• PROBLEM
Lines containing the word "после" are to be located and copied.

• ENTRIES SHOWN
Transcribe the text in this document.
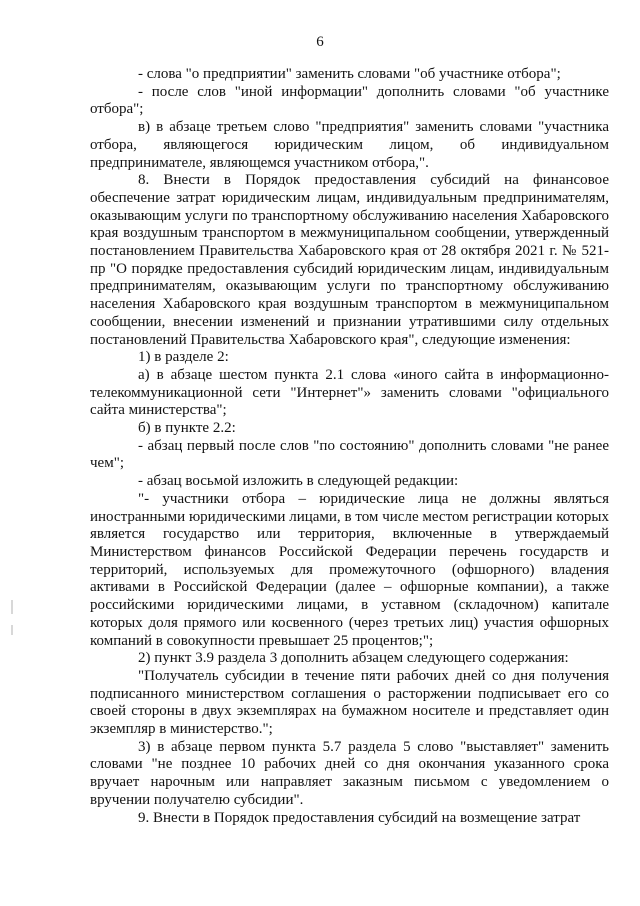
6

- слова "о предприятии" заменить словами "об участнике отбора";

- после слов "иной информации" дополнить словами "об участнике отбора";

в) в абзаце третьем слово "предприятия" заменить словами "участника отбора, являющегося юридическим лицом, об индивидуальном предпринимателе, являющемся участником отбора,".

8. Внести в Порядок предоставления субсидий на финансовое обеспечение затрат юридическим лицам, индивидуальным предпринимателям, оказывающим услуги по транспортному обслуживанию населения Хабаровского края воздушным транспортом в межмуниципальном сообщении, утвержденный постановлением Правительства Хабаровского края от 28 октября 2021 г. № 521-пр "О порядке предоставления субсидий юридическим лицам, индивидуальным предпринимателям, оказывающим услуги по транспортному обслуживанию населения Хабаровского края воздушным транспортом в межмуниципальном сообщении, внесении изменений и признании утратившими силу отдельных постановлений Правительства Хабаровского края", следующие изменения:

1) в разделе 2:

а) в абзаце шестом пункта 2.1 слова «иного сайта в информационно-телекоммуникационной сети "Интернет"» заменить словами "официального сайта министерства";

б) в пункте 2.2:

- абзац первый после слов "по состоянию" дополнить словами "не ранее чем";

- абзац восьмой изложить в следующей редакции:

"- участники отбора – юридические лица не должны являться иностранными юридическими лицами, в том числе местом регистрации которых является государство или территория, включенные в утверждаемый Министерством финансов Российской Федерации перечень государств и территорий, используемых для промежуточного (офшорного) владения активами в Российской Федерации (далее – офшорные компании), а также российскими юридическими лицами, в уставном (складочном) капитале которых доля прямого или косвенного (через третьих лиц) участия офшорных компаний в совокупности превышает 25 процентов;";

2) пункт 3.9 раздела 3 дополнить абзацем следующего содержания:

"Получатель субсидии в течение пяти рабочих дней со дня получения подписанного министерством соглашения о расторжении подписывает его со своей стороны в двух экземплярах на бумажном носителе и представляет один экземпляр в министерство.";

3) в абзаце первом пункта 5.7 раздела 5 слово "выставляет" заменить словами "не позднее 10 рабочих дней со дня окончания указанного срока вручает нарочным или направляет заказным письмом с уведомлением о вручении получателю субсидии".

9. Внести в Порядок предоставления субсидий на возмещение затрат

• THE REPLY
- после слов "иной информации" дополнить словами "об участнике отбора";
- абзац первый после слов "по состоянию" дополнить словами "не ранее чем";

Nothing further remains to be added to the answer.